- Written exercise -
Write out each entry again. Keep every word exactly as it is.

- Working data -
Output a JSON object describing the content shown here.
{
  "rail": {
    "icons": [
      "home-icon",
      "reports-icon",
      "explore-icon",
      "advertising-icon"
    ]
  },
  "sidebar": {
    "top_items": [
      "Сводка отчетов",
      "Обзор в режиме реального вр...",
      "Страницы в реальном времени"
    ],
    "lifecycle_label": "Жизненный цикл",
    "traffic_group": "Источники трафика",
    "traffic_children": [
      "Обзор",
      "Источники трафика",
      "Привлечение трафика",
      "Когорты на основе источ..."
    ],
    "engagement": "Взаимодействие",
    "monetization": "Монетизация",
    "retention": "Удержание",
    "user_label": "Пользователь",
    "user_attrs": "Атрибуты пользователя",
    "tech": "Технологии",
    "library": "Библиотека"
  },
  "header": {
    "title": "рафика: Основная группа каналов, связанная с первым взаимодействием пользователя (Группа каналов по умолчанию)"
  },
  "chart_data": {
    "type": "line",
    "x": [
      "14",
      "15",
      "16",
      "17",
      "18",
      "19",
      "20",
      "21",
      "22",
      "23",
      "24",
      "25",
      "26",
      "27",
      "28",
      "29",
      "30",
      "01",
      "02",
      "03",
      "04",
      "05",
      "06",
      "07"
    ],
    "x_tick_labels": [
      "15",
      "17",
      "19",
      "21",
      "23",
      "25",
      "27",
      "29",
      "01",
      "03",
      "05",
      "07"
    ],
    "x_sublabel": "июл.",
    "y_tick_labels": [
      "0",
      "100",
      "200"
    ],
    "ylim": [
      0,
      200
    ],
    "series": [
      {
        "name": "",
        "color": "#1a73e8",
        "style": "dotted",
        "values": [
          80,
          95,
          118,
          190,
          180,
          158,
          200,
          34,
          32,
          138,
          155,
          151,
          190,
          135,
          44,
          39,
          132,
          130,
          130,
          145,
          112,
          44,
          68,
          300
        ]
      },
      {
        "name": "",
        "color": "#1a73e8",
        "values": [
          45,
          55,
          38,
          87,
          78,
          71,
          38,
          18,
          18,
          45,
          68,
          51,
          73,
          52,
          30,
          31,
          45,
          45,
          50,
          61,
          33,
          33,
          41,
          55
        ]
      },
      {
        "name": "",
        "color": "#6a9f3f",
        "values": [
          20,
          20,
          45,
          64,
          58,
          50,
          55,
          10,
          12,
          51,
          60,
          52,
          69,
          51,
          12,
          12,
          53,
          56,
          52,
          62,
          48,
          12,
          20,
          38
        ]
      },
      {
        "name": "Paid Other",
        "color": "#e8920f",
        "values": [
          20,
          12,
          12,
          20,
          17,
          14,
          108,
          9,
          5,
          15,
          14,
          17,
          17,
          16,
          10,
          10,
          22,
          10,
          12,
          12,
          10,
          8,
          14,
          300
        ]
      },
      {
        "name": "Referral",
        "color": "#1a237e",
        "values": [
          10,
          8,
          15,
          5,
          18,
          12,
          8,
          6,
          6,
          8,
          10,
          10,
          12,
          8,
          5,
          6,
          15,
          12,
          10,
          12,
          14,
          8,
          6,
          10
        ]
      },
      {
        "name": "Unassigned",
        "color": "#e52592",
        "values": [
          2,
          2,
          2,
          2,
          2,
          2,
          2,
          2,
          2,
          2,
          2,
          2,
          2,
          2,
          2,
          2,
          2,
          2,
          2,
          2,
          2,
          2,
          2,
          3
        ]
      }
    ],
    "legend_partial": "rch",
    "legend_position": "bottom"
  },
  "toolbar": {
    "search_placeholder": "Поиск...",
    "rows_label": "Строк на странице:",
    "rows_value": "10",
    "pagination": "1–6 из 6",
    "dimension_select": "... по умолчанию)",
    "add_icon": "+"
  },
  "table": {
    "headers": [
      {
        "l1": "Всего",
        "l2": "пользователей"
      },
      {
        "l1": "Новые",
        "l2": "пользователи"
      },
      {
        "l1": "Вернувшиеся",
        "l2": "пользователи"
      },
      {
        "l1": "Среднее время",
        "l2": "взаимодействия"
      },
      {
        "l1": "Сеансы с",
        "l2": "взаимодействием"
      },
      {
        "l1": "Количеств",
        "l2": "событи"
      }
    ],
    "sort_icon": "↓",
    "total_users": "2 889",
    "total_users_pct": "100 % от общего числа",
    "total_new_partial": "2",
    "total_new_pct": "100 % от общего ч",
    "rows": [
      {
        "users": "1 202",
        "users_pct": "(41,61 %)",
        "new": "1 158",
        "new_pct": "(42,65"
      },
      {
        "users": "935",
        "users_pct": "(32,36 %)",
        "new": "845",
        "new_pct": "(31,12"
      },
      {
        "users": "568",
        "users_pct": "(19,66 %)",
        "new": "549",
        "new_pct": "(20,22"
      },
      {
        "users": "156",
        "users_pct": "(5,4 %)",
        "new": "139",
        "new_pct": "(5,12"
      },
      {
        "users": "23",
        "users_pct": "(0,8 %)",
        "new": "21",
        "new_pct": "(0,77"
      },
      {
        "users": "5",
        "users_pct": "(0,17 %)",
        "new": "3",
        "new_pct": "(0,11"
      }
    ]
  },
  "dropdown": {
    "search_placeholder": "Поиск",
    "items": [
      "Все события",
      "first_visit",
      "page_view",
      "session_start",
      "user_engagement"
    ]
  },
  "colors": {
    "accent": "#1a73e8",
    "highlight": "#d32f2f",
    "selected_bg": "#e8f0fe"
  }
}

- The solution -
Output a JSON object describing the content shown here.
{
  "rail": {
    "icons": [
      "home-icon",
      "reports-icon",
      "explore-icon",
      "advertising-icon"
    ]
  },
  "sidebar": {
    "top_items": [
      "Сводка отчетов",
      "Обзор в режиме реального вр...",
      "Страницы в реальном времени"
    ],
    "lifecycle_label": "Жизненный цикл",
    "traffic_group": "Источники трафика",
    "traffic_children": [
      "Обзор",
      "Источники трафика",
      "Привлечение трафика",
      "Когорты на основе источ..."
    ],
    "engagement": "Взаимодействие",
    "monetization": "Монетизация",
    "retention": "Удержание",
    "user_label": "Пользователь",
    "user_attrs": "Атрибуты пользователя",
    "tech": "Технологии",
    "library": "Библиотека"
  },
  "header": {
    "title": "рафика: Основная группа каналов, связанная с первым взаимодействием пользователя (Группа каналов по умолчанию)"
  },
  "chart_data": {
    "type": "line",
    "x": [
      "14",
      "15",
      "16",
      "17",
      "18",
      "19",
      "20",
      "21",
      "22",
      "23",
      "24",
      "25",
      "26",
      "27",
      "28",
      "29",
      "30",
      "01",
      "02",
      "03",
      "04",
      "05",
      "06",
      "07"
    ],
    "x_tick_labels": [
      "15",
      "17",
      "19",
      "21",
      "23",
      "25",
      "27",
      "29",
      "01",
      "03",
      "05",
      "07"
    ],
    "x_sublabel": "июл.",
    "y_tick_labels": [
      "0",
      "100",
      "200"
    ],
    "ylim": [
      0,
      200
    ],
    "series": [
      {
        "name": "",
        "color": "#1a73e8",
        "style": "dotted",
        "values": [
          80,
          95,
          118,
          190,
          180,
          158,
          200,
          34,
          32,
          138,
          155,
          151,
          190,
          135,
          44,
          39,
          132,
          130,
          130,
          145,
          112,
          44,
          68,
          300
        ]
      },
      {
        "name": "",
        "color": "#1a73e8",
        "values": [
          45,
          55,
          38,
          87,
          78,
          71,
          38,
          18,
          18,
          45,
          68,
          51,
          73,
          52,
          30,
          31,
          45,
          45,
          50,
          61,
          33,
          33,
          41,
          55
        ]
      },
      {
        "name": "",
        "color": "#6a9f3f",
        "values": [
          20,
          20,
          45,
          64,
          58,
          50,
          55,
          10,
          12,
          51,
          60,
          52,
          69,
          51,
          12,
          12,
          53,
          56,
          52,
          62,
          48,
          12,
          20,
          38
        ]
      },
      {
        "name": "Paid Other",
        "color": "#e8920f",
        "values": [
          20,
          12,
          12,
          20,
          17,
          14,
          108,
          9,
          5,
          15,
          14,
          17,
          17,
          16,
          10,
          10,
          22,
          10,
          12,
          12,
          10,
          8,
          14,
          300
        ]
      },
      {
        "name": "Referral",
        "color": "#1a237e",
        "values": [
          10,
          8,
          15,
          5,
          18,
          12,
          8,
          6,
          6,
          8,
          10,
          10,
          12,
          8,
          5,
          6,
          15,
          12,
          10,
          12,
          14,
          8,
          6,
          10
        ]
      },
      {
        "name": "Unassigned",
        "color": "#e52592",
        "values": [
          2,
          2,
          2,
          2,
          2,
          2,
          2,
          2,
          2,
          2,
          2,
          2,
          2,
          2,
          2,
          2,
          2,
          2,
          2,
          2,
          2,
          2,
          2,
          3
        ]
      }
    ],
    "legend_partial": "rch",
    "legend_position": "bottom"
  },
  "toolbar": {
    "search_placeholder": "Поиск...",
    "rows_label": "Строк на странице:",
    "rows_value": "10",
    "pagination": "1–6 из 6",
    "dimension_select": "... по умолчанию)",
    "add_icon": "+"
  },
  "table": {
    "headers": [
      {
        "l1": "Всего",
        "l2": "пользователей"
      },
      {
        "l1": "Новые",
        "l2": "пользователи"
      },
      {
        "l1": "Вернувшиеся",
        "l2": "пользователи"
      },
      {
        "l1": "Среднее время",
        "l2": "взаимодействия"
      },
      {
        "l1": "Сеансы с",
        "l2": "взаимодействием"
      },
      {
        "l1": "Количеств",
        "l2": "событи"
      }
    ],
    "sort_icon": "↓",
    "total_users": "2 889",
    "total_users_pct": "100 % от общего числа",
    "total_new_partial": "2",
    "total_new_pct": "100 % от общего ч",
    "rows": [
      {
        "users": "1 202",
        "users_pct": "(41,61 %)",
        "new": "1 158",
        "new_pct": "(42,65"
      },
      {
        "users": "935",
        "users_pct": "(32,36 %)",
        "new": "845",
        "new_pct": "(31,12"
      },
      {
        "users": "568",
        "users_pct": "(19,66 %)",
        "new": "549",
        "new_pct": "(20,22"
      },
      {
        "users": "156",
        "users_pct": "(5,4 %)",
        "new": "139",
        "new_pct": "(5,12"
      },
      {
        "users": "23",
        "users_pct": "(0,8 %)",
        "new": "21",
        "new_pct": "(0,77"
      },
      {
        "users": "5",
        "users_pct": "(0,17 %)",
        "new": "3",
        "new_pct": "(0,11"
      }
    ]
  },
  "dropdown": {
    "search_placeholder": "Поиск",
    "items": [
      "Все события",
      "first_visit",
      "page_view",
      "session_start",
      "user_engagement"
    ]
  },
  "colors": {
    "accent": "#1a73e8",
    "highlight": "#d32f2f",
    "selected_bg": "#e8f0fe"
  }
}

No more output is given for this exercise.